**What you have to do**
Starting at the line that contains "Annotate this image: element" and ending at the line that contains "table-row: vit_b - TensorRT FP32", output those entries as a two-column CSV with the headers text and answer. Give one row per entry, with its text and its answer each in a single quoted field and line breaks replaced by spaces.

**Data rows**
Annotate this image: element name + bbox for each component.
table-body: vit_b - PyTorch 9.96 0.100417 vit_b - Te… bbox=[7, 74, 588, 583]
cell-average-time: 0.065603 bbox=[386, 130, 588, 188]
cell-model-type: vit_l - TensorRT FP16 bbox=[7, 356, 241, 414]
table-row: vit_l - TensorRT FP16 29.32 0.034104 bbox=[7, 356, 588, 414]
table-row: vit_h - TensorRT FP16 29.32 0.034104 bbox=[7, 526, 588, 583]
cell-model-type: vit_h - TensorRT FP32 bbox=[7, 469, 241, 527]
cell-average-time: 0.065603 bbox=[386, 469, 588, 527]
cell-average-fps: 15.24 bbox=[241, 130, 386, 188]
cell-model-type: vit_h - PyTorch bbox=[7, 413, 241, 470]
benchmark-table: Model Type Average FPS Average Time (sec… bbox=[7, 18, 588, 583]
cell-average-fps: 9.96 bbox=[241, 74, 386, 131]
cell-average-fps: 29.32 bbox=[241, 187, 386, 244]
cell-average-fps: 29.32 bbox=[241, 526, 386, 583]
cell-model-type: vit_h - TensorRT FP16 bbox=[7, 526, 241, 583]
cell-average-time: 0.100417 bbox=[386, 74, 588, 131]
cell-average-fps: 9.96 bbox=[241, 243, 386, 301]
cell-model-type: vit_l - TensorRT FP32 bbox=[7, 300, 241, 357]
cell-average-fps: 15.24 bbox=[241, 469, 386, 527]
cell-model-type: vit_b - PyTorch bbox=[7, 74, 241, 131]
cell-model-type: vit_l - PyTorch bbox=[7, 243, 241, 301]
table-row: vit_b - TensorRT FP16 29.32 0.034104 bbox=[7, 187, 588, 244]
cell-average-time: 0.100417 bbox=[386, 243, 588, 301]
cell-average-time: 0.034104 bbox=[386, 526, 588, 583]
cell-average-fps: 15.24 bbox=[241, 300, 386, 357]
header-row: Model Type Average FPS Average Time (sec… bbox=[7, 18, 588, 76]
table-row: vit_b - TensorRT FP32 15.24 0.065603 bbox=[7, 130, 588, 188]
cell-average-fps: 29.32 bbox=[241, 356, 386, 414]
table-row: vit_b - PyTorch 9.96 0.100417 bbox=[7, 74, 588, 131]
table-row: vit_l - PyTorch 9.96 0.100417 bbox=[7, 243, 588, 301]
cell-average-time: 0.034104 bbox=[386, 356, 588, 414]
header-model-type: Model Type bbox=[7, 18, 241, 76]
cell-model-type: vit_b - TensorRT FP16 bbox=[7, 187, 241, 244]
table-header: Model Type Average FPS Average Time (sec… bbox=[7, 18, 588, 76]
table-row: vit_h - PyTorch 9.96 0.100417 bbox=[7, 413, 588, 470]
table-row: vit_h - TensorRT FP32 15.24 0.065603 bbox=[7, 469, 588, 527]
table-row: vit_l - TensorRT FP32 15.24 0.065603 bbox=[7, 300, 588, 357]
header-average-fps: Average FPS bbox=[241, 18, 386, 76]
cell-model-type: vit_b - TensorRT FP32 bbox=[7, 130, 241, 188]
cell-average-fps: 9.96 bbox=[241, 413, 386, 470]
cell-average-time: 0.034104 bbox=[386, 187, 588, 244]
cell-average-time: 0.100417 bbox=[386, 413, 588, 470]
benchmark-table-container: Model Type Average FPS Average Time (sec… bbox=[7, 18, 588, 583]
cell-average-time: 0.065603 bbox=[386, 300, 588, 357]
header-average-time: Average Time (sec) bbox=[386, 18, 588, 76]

---

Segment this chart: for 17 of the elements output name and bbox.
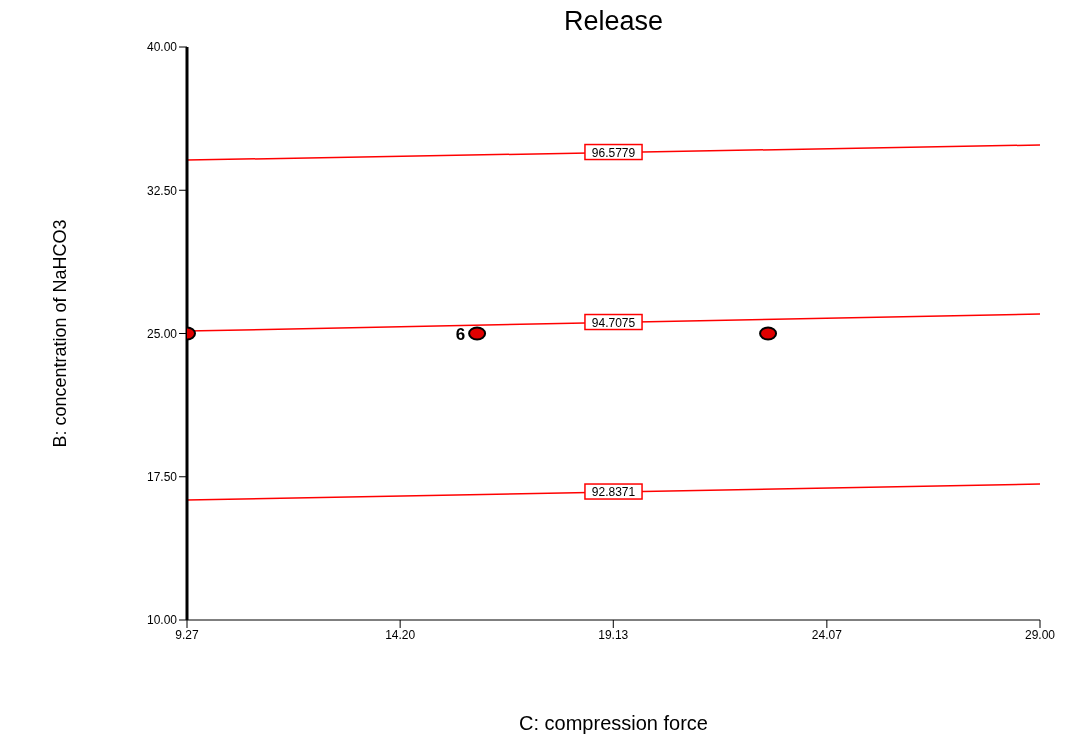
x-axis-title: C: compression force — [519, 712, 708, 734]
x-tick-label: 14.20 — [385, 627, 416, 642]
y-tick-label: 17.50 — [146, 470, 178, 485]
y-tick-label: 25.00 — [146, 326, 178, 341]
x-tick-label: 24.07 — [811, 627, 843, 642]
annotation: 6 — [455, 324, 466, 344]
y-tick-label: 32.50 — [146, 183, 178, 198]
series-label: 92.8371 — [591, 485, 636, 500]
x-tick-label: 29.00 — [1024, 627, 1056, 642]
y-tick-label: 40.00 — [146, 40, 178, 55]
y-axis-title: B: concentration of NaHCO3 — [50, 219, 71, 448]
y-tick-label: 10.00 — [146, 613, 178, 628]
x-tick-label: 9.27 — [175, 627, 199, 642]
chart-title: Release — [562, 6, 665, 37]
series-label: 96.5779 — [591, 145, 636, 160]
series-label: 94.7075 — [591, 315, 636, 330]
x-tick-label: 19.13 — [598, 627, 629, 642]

* * *

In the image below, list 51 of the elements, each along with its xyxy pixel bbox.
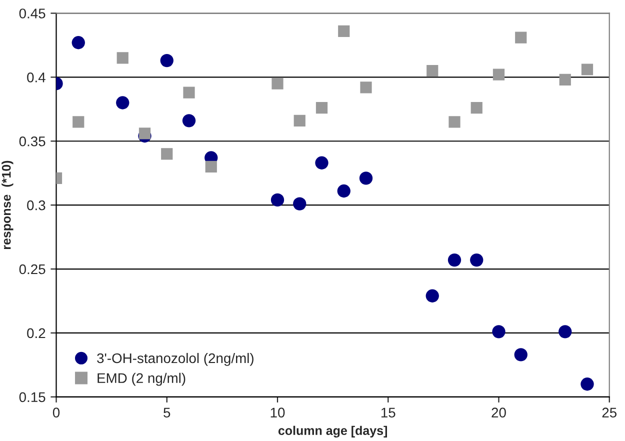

**Output**
text,answer
"Annotate this image: element name + bbox for each component.","table-body: vit_b - PyTorch 9.96 0.100417 vit_b - Te… bbox=[7, 74, 588, 583] cell-average-time: 0.065603 bbox=[386, 130, 588, 188] cell-model-type: vit_l - TensorRT FP16 bbox=[7, 356, 241, 414] table-row: vit_l - TensorRT FP16 29.32 0.034104 bbox=[7, 356, 588, 414] table-row: vit_h - TensorRT FP16 29.32 0.034104 bbox=[7, 526, 588, 583] cell-model-type: vit_h - TensorRT FP32 bbox=[7, 469, 241, 527] cell-average-time: 0.065603 bbox=[386, 469, 588, 527] cell-average-fps: 15.24 bbox=[241, 130, 386, 188] cell-model-type: vit_h - PyTorch bbox=[7, 413, 241, 470] benchmark-table: Model Type Average FPS Average Time (sec… bbox=[7, 18, 588, 583] cell-average-fps: 9.96 bbox=[241, 74, 386, 131] cell-average-fps: 29.32 bbox=[241, 187, 386, 244] cell-average-fps: 29.32 bbox=[241, 526, 386, 583] cell-model-type: vit_h - TensorRT FP16 bbox=[7, 526, 241, 583] cell-average-time: 0.100417 bbox=[386, 74, 588, 131] cell-average-fps: 9.96 bbox=[241, 243, 386, 301] cell-model-type: vit_l - TensorRT FP32 bbox=[7, 300, 241, 357] cell-average-fps: 15.24 bbox=[241, 469, 386, 527] cell-model-type: vit_b - PyTorch bbox=[7, 74, 241, 131] cell-model-type: vit_l - PyTorch bbox=[7, 243, 241, 301] table-row: vit_b - TensorRT FP16 29.32 0.034104 bbox=[7, 187, 588, 244] cell-average-time: 0.100417 bbox=[386, 243, 588, 301] cell-average-time: 0.034104 bbox=[386, 526, 588, 583] cell-average-fps: 15.24 bbox=[241, 300, 386, 357] header-row: Model Type Average FPS Average Time (sec… bbox=[7, 18, 588, 76] table-row: vit_b - TensorRT FP32 15.24 0.065603 bbox=[7, 130, 588, 188]"